* [SHORT TASK]:
Wherever the word "Подпрограмма" turns up in a line of the entries, copy that line.

* [DATASET RECORDS]:
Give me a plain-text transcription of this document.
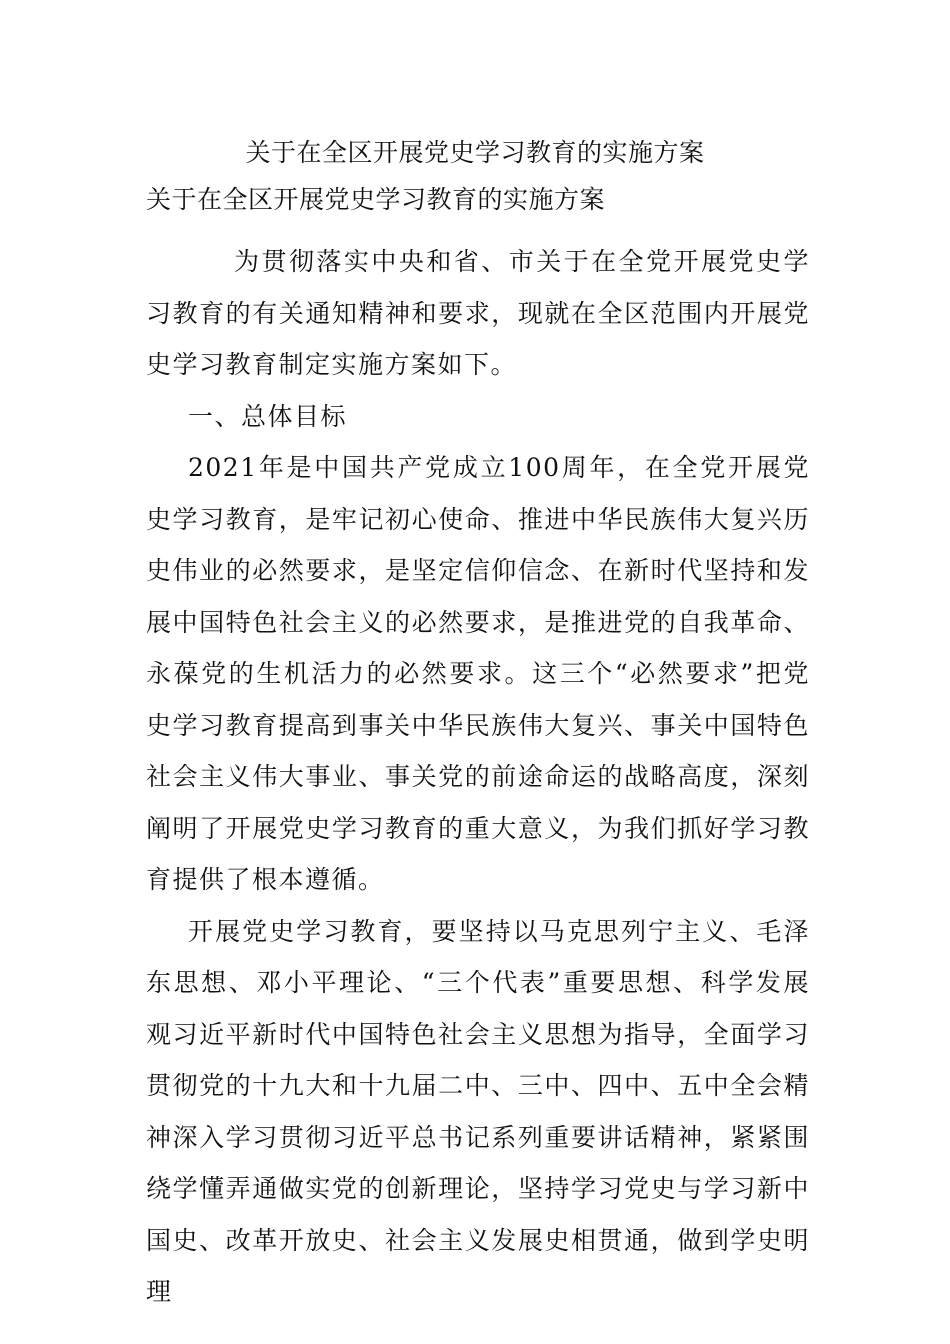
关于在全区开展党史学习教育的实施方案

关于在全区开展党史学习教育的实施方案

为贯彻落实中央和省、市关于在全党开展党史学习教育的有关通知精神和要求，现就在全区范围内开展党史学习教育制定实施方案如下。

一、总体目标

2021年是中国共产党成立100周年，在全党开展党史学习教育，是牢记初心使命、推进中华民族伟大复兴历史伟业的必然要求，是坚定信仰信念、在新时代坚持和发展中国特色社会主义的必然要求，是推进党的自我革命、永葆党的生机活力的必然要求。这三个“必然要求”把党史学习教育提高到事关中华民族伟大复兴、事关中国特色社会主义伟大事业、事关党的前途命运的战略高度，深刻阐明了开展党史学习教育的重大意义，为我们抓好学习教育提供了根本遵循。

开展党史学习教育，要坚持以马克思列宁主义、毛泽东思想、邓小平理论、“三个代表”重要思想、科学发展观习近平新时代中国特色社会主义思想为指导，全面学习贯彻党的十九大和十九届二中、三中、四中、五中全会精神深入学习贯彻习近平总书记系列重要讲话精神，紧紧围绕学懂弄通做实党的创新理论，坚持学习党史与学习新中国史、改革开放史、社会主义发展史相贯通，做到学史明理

---

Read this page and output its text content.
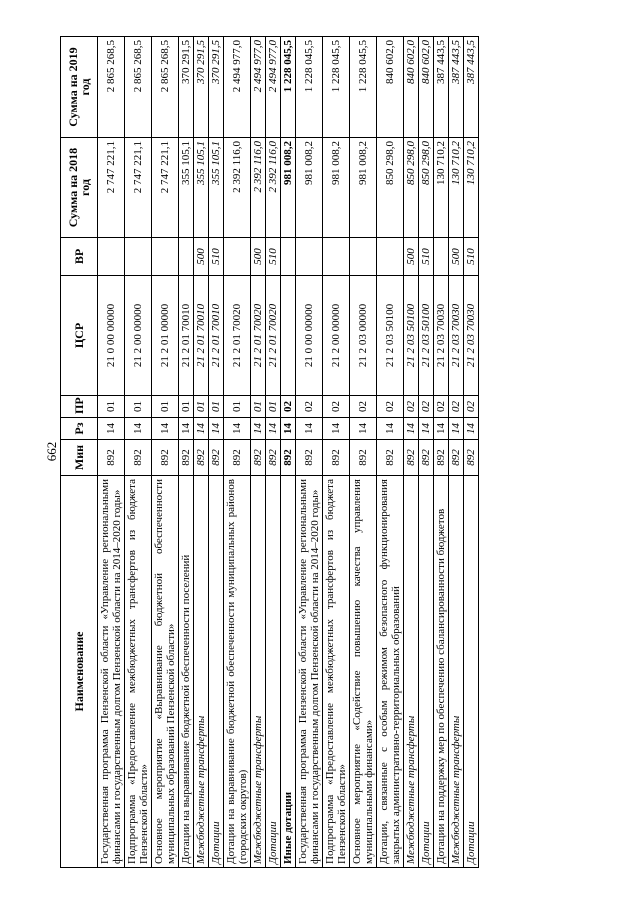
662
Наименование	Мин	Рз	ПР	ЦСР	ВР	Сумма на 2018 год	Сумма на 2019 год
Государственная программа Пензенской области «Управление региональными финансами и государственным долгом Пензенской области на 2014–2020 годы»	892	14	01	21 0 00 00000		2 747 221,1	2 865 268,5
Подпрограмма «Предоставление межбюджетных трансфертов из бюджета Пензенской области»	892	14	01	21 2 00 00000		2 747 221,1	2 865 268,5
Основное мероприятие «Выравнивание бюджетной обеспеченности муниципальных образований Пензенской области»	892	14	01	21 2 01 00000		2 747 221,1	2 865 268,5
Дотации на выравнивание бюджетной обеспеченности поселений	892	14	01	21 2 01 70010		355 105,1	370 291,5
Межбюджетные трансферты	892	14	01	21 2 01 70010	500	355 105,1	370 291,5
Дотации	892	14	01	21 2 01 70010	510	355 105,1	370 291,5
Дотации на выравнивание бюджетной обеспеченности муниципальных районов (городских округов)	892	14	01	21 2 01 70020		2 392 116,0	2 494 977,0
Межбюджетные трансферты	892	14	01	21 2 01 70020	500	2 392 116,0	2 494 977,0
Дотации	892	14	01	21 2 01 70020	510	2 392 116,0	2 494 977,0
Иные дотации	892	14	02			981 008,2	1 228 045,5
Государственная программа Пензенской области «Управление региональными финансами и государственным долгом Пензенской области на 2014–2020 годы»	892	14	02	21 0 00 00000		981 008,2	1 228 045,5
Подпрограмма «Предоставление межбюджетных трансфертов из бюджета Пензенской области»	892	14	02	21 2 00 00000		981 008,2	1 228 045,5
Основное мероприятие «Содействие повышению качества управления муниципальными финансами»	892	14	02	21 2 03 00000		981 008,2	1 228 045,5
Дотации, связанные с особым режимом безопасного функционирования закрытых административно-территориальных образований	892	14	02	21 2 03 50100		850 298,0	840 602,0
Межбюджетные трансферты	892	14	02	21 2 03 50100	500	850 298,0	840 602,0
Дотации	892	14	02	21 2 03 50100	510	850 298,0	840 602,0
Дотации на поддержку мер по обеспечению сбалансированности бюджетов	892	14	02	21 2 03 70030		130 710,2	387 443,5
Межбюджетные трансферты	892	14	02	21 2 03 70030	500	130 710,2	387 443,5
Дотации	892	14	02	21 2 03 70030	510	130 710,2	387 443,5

* [EXPECTED ANSWER]:
Подпрограмма «Предоставление межбюджетных трансфертов из бюджета Пензенской области»	892	14	01	21 2 00 00000		2 747 221,1	2 865 268,5
Подпрограмма «Предоставление межбюджетных трансфертов из бюджета Пензенской области»	892	14	02	21 2 00 00000		981 008,2	1 228 045,5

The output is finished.